**Task directions:** Go through the listing and write out all of it exactly.
■ ■ ■
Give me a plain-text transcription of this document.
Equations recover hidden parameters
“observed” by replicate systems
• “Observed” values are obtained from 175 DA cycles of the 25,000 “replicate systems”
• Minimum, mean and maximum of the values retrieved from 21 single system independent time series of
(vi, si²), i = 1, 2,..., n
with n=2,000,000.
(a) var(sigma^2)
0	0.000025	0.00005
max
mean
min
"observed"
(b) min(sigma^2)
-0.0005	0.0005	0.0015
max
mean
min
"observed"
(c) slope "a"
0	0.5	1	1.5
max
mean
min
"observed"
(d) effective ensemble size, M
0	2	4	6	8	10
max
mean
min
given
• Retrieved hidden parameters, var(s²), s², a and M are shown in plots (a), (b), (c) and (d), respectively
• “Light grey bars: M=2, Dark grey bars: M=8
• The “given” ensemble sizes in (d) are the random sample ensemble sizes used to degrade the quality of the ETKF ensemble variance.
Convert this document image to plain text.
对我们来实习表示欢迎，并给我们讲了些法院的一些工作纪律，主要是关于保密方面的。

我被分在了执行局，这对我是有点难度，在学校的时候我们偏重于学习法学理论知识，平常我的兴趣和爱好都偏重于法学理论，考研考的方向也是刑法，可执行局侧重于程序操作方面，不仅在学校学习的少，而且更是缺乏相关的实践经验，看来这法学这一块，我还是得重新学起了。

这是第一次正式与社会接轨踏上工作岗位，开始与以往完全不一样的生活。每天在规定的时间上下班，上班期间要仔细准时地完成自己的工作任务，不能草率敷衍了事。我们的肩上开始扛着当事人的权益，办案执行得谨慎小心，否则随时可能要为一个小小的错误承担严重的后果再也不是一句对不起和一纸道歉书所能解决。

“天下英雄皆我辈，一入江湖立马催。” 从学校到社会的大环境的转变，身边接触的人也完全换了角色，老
■ ■ ■
**Output below:**
Give me a plain-text transcription of this document.
Equations recover hidden parameters
“observed” by replicate systems
• “Observed” values are obtained from 175 DA cycles of the 25,000 “replicate systems”
• Minimum, mean and maximum of the values retrieved from 21 single system independent time series of
(vi, si²), i = 1, 2,..., n
with n=2,000,000.
(a) var(sigma^2)
0	0.000025	0.00005
max
mean
min
"observed"
(b) min(sigma^2)
-0.0005	0.0005	0.0015
max
mean
min
"observed"
(c) slope "a"
0	0.5	1	1.5
max
mean
min
"observed"
(d) effective ensemble size, M
0	2	4	6	8	10
max
mean
min
given
• Retrieved hidden parameters, var(s²), s², a and M are shown in plots (a), (b), (c) and (d), respectively
• “Light grey bars: M=2, Dark grey bars: M=8
• The “given” ensemble sizes in (d) are the random sample ensemble sizes used to degrade the quality of the ETKF ensemble variance.
Convert this document image to plain text.
对我们来实习表示欢迎，并给我们讲了些法院的一些工作纪律，主要是关于保密方面的。

我被分在了执行局，这对我是有点难度，在学校的时候我们偏重于学习法学理论知识，平常我的兴趣和爱好都偏重于法学理论，考研考的方向也是刑法，可执行局侧重于程序操作方面，不仅在学校学习的少，而且更是缺乏相关的实践经验，看来这法学这一块，我还是得重新学起了。

这是第一次正式与社会接轨踏上工作岗位，开始与以往完全不一样的生活。每天在规定的时间上下班，上班期间要仔细准时地完成自己的工作任务，不能草率敷衍了事。我们的肩上开始扛着当事人的权益，办案执行得谨慎小心，否则随时可能要为一个小小的错误承担严重的后果再也不是一句对不起和一纸道歉书所能解决。

“天下英雄皆我辈，一入江湖立马催。” 从学校到社会的大环境的转变，身边接触的人也完全换了角色，老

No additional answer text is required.